That example fits a 5th degree polynomial to a sinusoidal sample.

## More Dimensions

I know how to perform a regression on one-dimensional input, but it would be cool to try adding a dimension. There’s no real extra coding involved (other than passing in an array of $x_i \in \mathbb{R}^n$ as opposed to $x_i \in \mathbb{R}^1$) but the hard part is actually showing the results…

#### 3D Visualization

I’m using this resource to try out 3D plotting in Matplotlib. I’m going to start by just making a scatterplot of the data, looking both at the observed temperature for each point’s day and the number of minutes since midnight:

It’s hard to see here, but it should form a tilted saddle shape.

I got this far with the regression plot, but it’s definitely not right; it’s not accounting for changes in the y-axis. I’ve verified that the regression is working when changing the y variable, but I’m doing something wrong with the plotting process.

## Fixed!

I finally got the plot to display correctly. I don’t entirely understand how it works since I’m unfamiliar with the specifics of the

`numpy.meshgrid()`

and `Axes3D.plot_wireframe()`

methods. This post helped me figure out how to organize my Z-array. Visualization is not the most important part of this project so I suppose it’s not a big deal if I do a hack-job on the plotting scripts.

Provided records →

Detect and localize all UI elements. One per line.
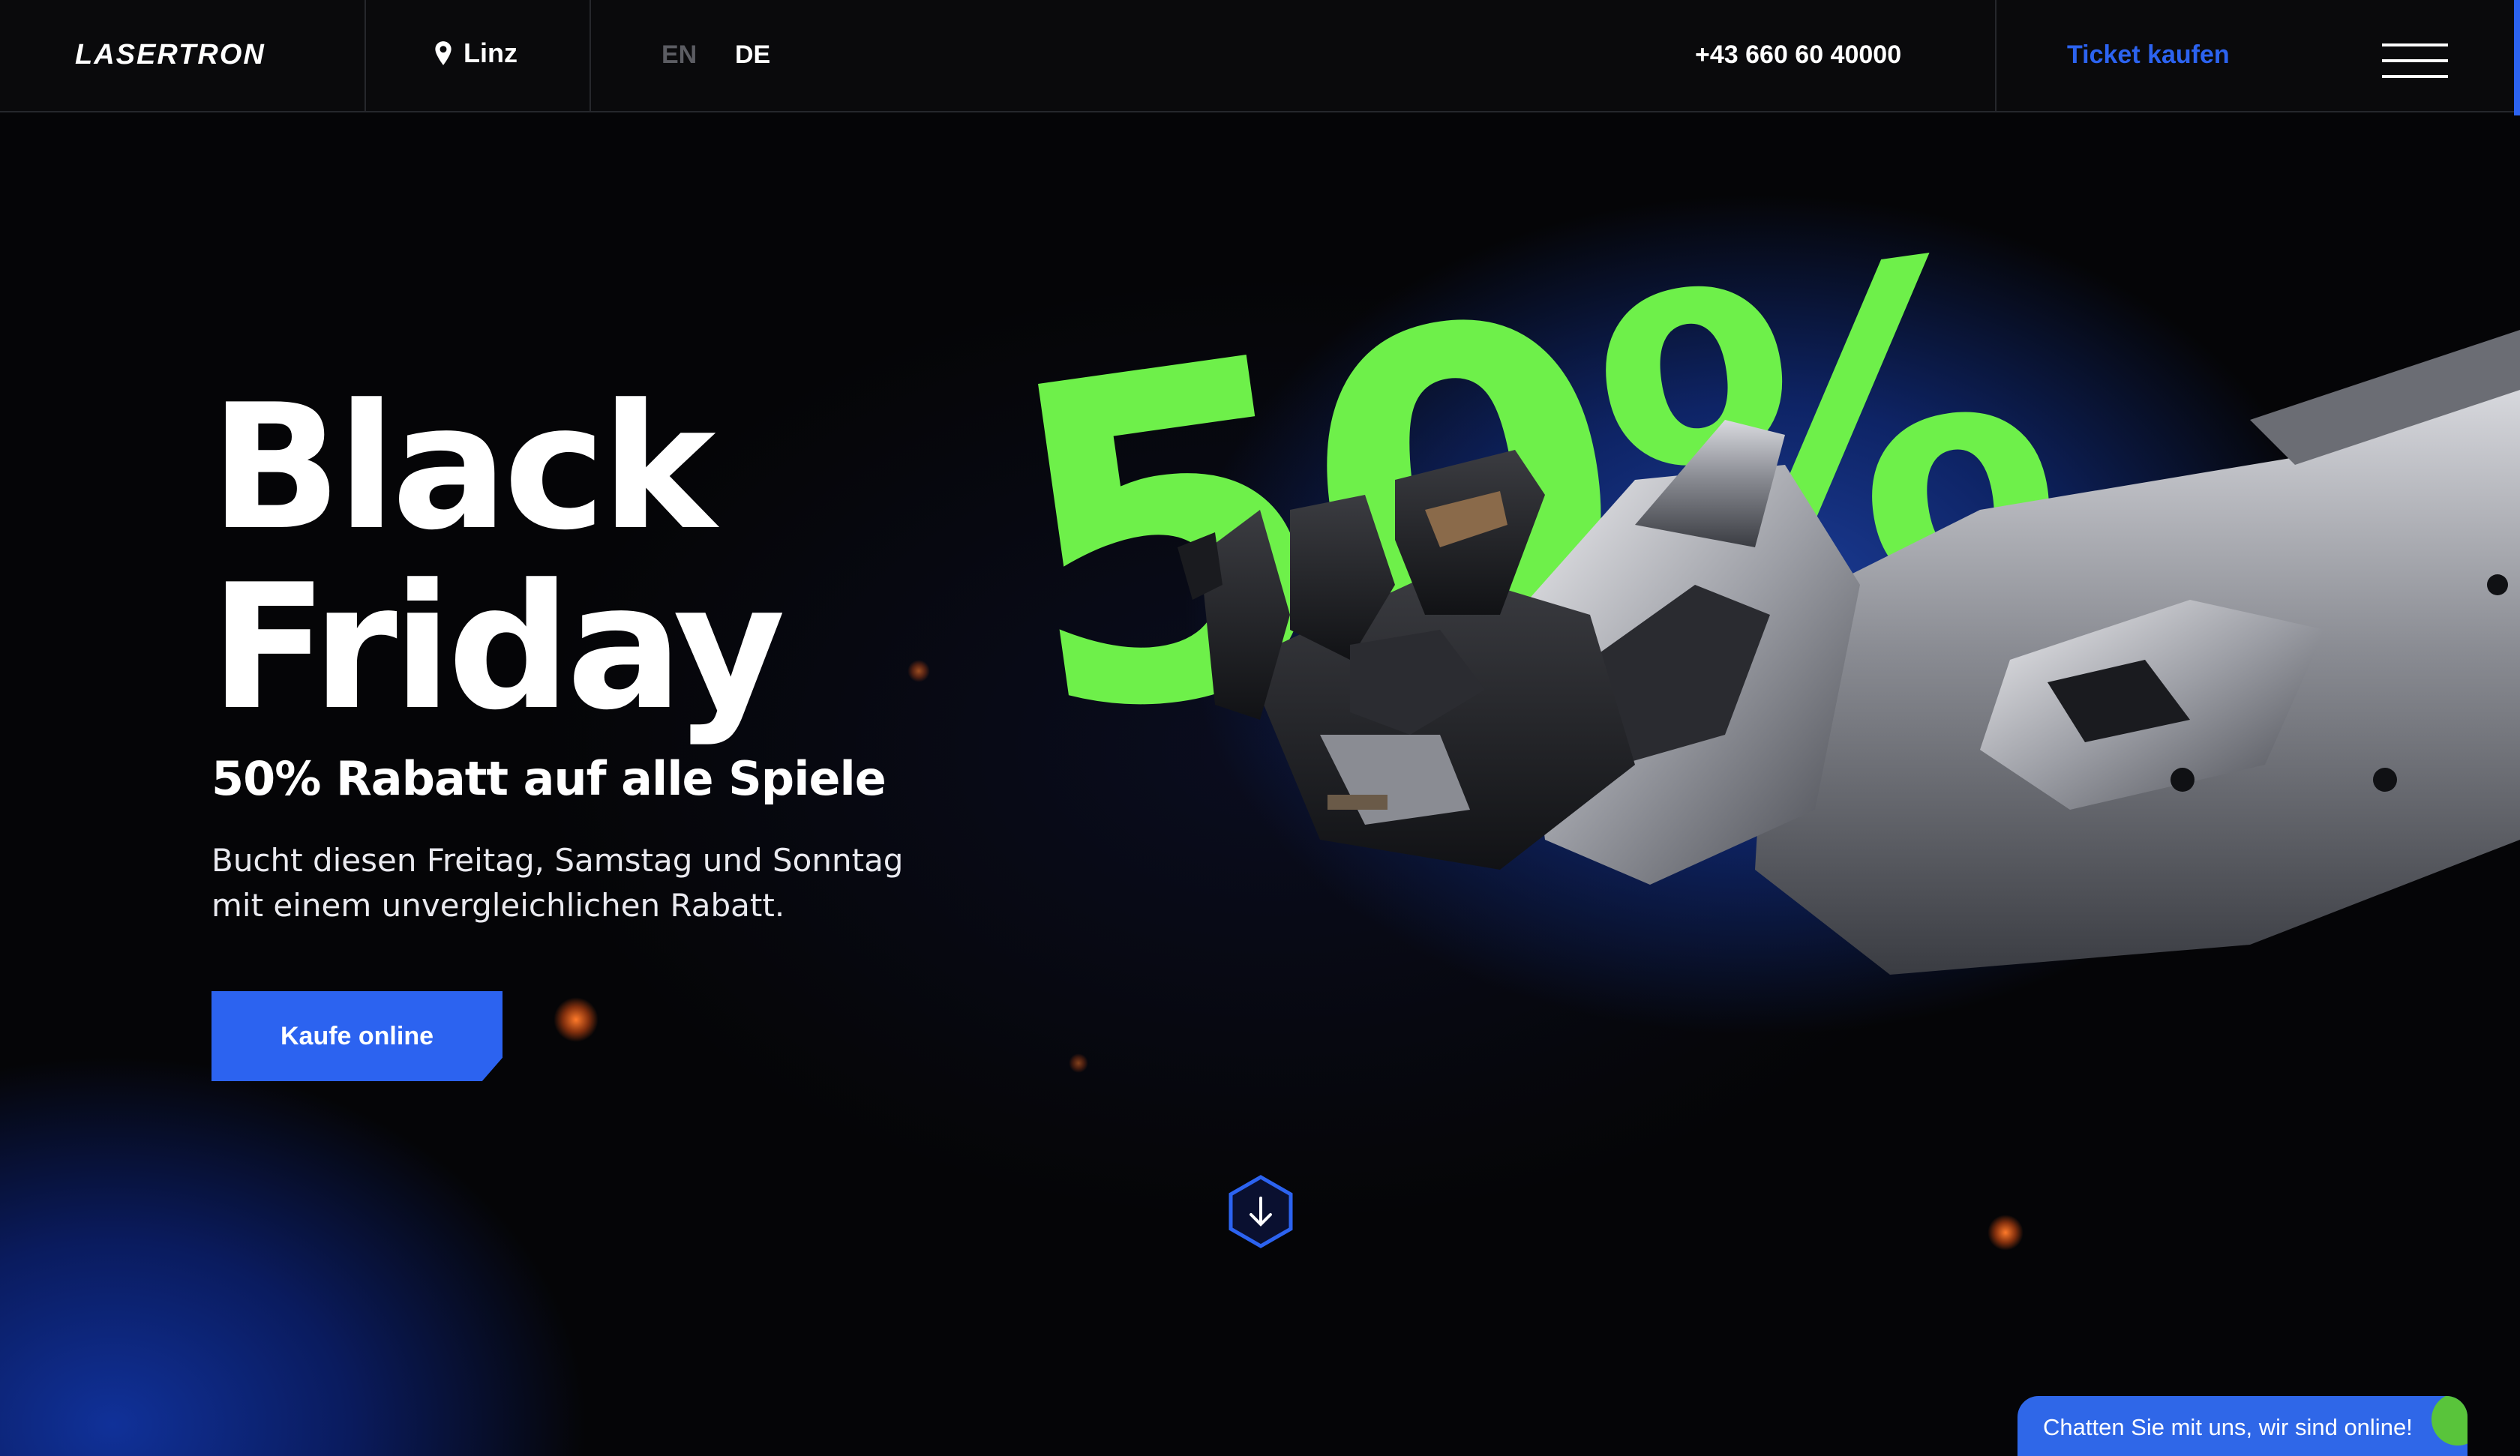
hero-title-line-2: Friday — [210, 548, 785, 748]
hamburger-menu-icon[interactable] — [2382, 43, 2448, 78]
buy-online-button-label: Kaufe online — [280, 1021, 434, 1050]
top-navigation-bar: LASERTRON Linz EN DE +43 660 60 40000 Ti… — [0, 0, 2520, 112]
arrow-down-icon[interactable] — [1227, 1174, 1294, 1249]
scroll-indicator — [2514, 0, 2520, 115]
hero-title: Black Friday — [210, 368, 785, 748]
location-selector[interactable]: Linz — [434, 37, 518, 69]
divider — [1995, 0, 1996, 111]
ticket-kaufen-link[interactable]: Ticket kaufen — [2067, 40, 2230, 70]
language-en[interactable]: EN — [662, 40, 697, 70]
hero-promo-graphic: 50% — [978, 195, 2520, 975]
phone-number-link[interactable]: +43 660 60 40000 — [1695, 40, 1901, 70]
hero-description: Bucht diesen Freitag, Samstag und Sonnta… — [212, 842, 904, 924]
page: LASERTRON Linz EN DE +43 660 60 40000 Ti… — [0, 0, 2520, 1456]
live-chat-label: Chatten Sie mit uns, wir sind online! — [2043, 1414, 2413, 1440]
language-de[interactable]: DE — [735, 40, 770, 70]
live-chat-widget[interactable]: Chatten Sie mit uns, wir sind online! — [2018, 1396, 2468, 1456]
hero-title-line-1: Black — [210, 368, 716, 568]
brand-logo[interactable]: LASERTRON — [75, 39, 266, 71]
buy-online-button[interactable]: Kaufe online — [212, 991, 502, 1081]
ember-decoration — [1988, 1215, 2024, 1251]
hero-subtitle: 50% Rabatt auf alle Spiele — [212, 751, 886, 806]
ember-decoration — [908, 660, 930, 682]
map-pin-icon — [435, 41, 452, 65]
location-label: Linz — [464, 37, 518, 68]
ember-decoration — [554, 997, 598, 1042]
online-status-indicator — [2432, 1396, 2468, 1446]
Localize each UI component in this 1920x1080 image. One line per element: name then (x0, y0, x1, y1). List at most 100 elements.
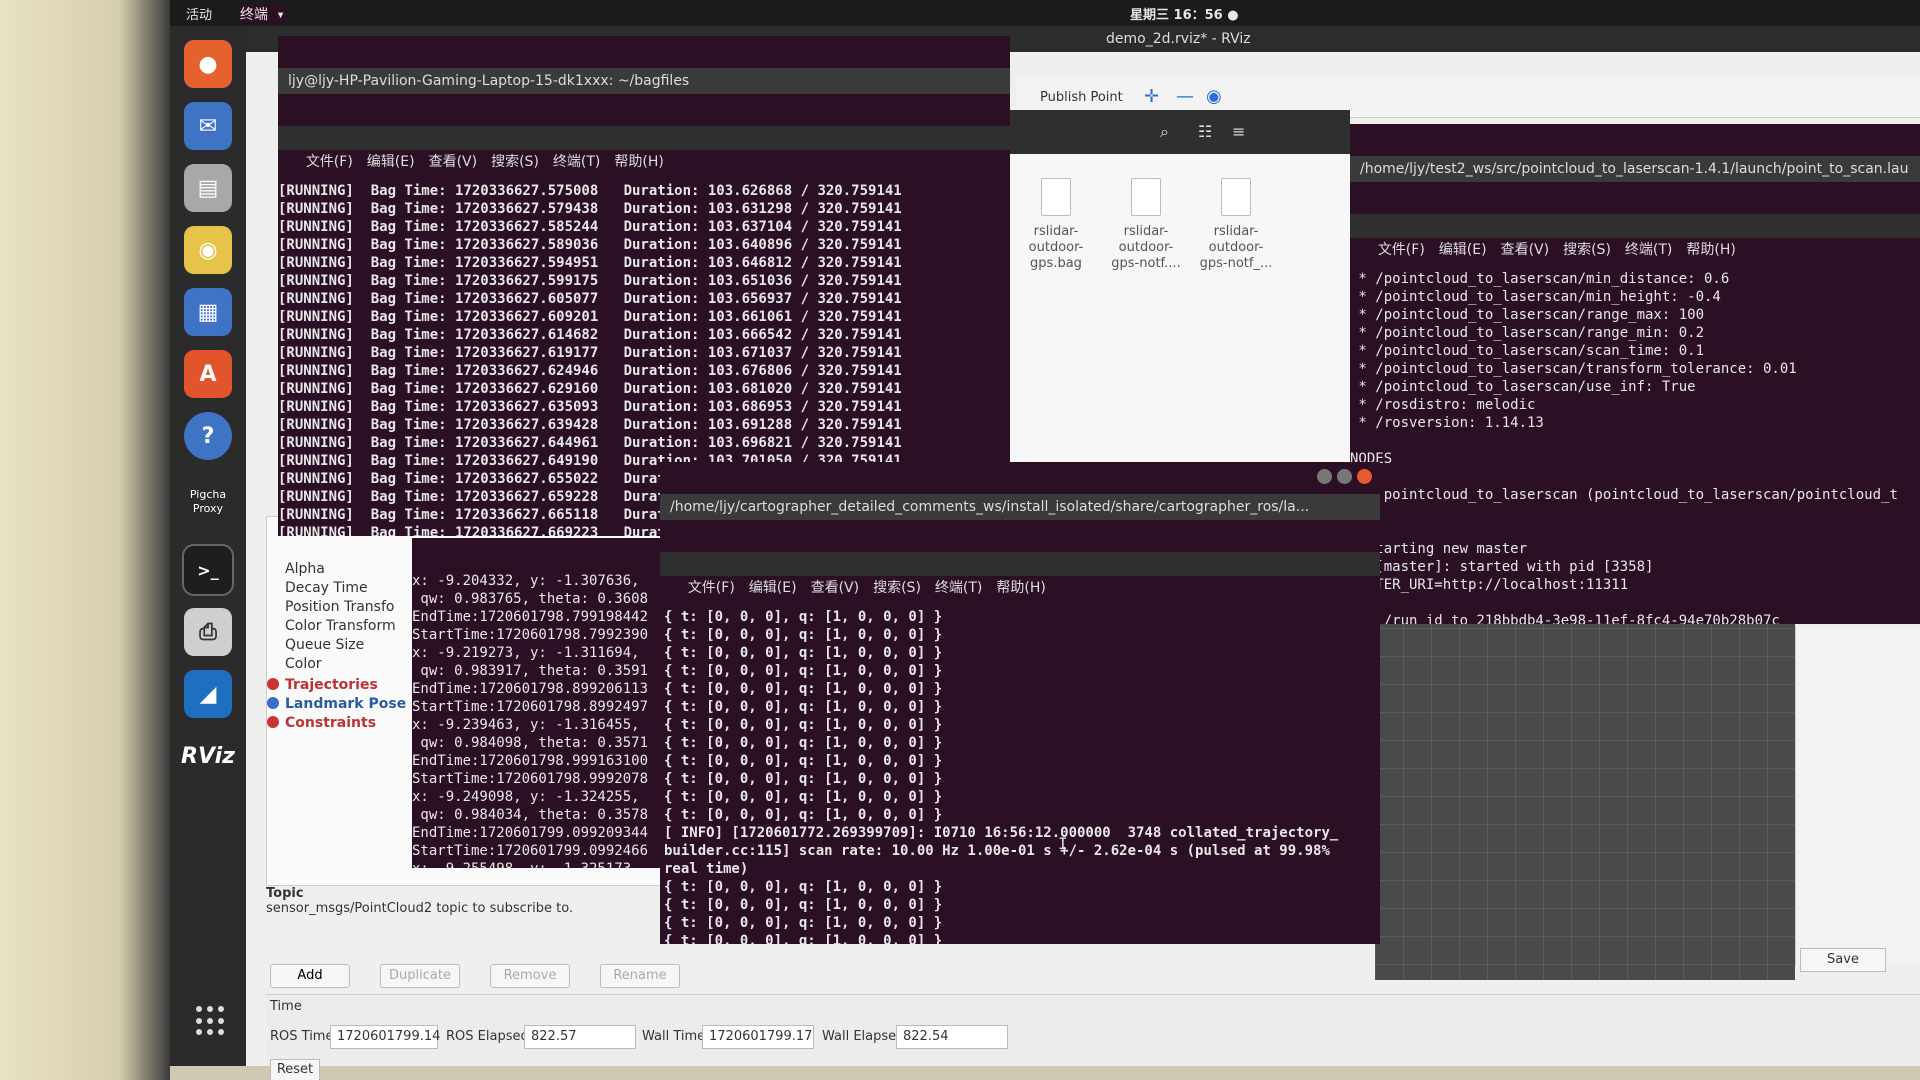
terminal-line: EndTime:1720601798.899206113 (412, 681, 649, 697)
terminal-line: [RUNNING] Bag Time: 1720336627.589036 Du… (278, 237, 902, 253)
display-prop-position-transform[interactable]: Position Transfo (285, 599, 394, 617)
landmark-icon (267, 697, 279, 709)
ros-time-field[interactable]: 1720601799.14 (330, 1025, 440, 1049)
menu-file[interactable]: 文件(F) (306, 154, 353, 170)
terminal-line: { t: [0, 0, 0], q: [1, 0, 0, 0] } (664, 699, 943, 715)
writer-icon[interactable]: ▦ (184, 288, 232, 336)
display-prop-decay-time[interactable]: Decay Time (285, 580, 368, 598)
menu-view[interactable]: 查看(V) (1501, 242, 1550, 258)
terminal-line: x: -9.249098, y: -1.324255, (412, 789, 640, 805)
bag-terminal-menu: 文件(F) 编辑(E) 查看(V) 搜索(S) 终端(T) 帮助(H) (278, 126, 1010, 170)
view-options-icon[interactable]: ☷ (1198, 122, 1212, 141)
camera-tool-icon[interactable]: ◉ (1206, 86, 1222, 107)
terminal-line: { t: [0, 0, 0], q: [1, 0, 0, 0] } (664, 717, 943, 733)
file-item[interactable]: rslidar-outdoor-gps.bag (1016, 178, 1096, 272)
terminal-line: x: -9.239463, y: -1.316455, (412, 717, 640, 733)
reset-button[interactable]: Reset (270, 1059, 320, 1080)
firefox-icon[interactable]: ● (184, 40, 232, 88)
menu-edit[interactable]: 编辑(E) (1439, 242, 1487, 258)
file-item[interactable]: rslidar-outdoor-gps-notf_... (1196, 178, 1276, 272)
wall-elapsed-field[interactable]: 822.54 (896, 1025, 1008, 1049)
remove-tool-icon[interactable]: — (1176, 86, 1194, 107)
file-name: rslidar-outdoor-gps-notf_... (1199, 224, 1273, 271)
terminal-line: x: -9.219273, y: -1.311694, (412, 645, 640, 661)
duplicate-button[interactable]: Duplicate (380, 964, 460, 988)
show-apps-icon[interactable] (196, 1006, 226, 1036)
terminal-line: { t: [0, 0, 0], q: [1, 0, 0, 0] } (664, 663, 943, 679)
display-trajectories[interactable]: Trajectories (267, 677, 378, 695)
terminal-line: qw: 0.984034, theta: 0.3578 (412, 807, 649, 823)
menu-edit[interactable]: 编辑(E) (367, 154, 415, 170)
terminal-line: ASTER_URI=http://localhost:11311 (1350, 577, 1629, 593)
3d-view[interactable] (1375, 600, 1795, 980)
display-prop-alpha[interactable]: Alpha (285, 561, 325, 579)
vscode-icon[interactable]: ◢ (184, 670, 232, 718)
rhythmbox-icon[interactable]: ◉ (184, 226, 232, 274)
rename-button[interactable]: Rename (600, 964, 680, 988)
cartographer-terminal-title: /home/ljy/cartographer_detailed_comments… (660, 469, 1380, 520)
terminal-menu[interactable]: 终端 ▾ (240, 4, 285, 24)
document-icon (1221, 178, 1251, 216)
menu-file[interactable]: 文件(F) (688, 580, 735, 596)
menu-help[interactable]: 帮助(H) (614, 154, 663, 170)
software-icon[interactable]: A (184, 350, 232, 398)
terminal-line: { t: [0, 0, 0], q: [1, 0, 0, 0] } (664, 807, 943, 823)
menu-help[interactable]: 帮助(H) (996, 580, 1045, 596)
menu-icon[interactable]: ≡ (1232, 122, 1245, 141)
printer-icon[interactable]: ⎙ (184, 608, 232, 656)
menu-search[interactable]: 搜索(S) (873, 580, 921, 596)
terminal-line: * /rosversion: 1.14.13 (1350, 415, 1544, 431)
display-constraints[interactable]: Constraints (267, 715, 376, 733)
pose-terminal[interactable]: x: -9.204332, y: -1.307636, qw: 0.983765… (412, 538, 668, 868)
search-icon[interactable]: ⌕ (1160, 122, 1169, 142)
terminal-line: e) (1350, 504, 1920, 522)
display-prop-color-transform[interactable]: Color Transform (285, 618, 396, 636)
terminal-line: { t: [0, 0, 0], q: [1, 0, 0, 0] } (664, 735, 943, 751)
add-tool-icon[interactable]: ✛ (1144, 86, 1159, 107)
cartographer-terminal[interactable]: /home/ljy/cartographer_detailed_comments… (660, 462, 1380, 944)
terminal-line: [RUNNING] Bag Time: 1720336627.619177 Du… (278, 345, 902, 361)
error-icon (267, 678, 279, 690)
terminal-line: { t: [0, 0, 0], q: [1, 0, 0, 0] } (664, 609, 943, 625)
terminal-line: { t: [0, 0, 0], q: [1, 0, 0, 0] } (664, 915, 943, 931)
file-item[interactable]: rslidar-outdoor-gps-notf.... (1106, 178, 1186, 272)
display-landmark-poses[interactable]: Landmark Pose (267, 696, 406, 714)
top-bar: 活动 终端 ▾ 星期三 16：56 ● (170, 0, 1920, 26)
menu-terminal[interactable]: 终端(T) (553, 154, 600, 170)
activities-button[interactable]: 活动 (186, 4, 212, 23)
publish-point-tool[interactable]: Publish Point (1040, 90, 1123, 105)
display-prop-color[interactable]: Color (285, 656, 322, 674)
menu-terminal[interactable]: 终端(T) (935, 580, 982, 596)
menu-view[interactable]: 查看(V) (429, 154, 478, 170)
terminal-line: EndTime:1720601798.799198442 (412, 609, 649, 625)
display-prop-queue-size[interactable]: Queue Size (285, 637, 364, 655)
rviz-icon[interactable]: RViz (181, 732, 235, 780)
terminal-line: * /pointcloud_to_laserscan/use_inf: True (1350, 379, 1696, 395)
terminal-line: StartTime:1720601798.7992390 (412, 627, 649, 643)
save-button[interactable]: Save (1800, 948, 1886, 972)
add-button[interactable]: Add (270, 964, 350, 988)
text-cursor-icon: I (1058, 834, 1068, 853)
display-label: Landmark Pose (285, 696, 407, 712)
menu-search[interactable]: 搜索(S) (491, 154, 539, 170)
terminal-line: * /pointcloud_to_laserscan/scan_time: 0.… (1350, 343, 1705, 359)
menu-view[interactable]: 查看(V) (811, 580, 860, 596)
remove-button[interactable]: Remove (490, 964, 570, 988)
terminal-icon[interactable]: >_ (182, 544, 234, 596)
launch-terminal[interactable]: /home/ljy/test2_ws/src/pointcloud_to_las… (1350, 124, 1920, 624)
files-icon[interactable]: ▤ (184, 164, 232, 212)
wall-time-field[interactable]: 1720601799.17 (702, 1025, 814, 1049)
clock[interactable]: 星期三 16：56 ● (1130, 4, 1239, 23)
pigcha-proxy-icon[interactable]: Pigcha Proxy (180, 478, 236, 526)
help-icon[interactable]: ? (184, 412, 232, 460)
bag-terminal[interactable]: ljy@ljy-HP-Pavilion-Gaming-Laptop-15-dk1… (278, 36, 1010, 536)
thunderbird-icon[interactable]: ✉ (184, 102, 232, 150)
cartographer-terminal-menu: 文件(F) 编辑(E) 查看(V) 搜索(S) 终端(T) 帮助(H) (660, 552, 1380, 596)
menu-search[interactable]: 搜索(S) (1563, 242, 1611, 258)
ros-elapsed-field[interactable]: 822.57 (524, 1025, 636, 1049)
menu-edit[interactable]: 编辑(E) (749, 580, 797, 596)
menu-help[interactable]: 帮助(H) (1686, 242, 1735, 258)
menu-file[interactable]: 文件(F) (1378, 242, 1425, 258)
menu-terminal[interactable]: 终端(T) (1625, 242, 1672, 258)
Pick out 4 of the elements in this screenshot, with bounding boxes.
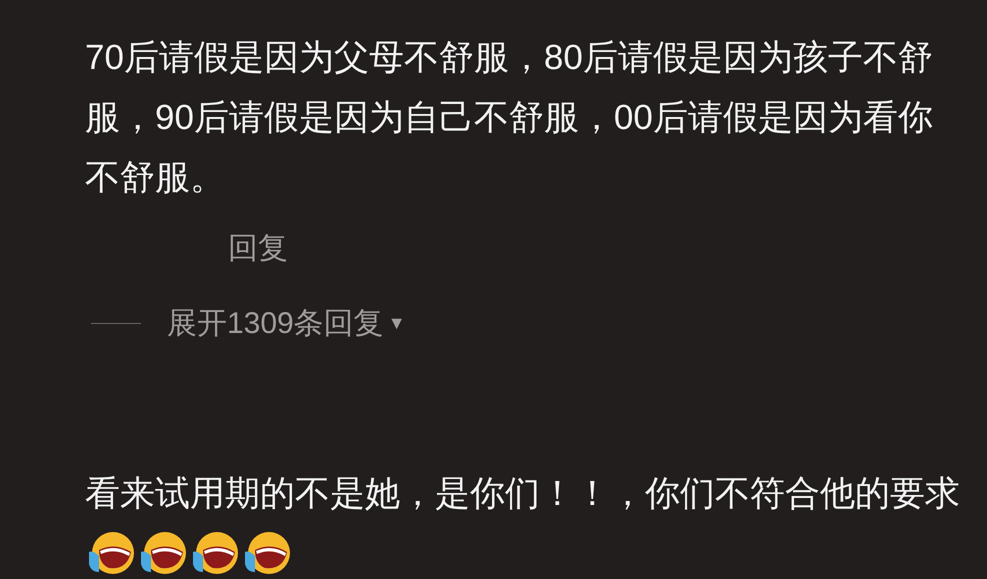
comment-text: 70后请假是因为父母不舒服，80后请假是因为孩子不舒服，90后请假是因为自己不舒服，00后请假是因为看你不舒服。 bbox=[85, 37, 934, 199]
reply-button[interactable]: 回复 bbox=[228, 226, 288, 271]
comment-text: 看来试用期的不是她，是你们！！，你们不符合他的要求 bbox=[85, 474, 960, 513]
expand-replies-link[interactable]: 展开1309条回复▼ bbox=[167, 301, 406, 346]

Exercises to complete →
1. Could you reproduce the passage of the polynomial regression post between "I’m using this" and "tilted saddle shape.", inclusive?
2. Can you carry on the polynomial regression post from the point where it stops?

Outputs by task →
1.
I’m using this resource to try out 3D plotting in Matplotlib. I’m going to start by just making a scatterplot of the data, looking both at the observed temperature for each point’s day and the number of minutes since midnight:

It’s hard to see here, but it should form a tilted saddle shape.

2.
Anyways, you can see the saddle shape now. The red surface represents a least squares regression on 5th degree polynomial features of the data. I can now take a theoretical temperature and time input (and convert that to minutes since midnight) and return an estimated power usage. I could do this for as many input variables as I wanted now, but I wouldn’t be able to really visualize that nicely (I had a hard enough time plotting in 3D). Pretty cool!

## To do

I’m still using a basic linear regression technique for the estimator. I’m fine with using a polynomial for now, but I might want to look at other loss function options (e.g. LassoCV is a regularized linear estimator that has cross validation built in)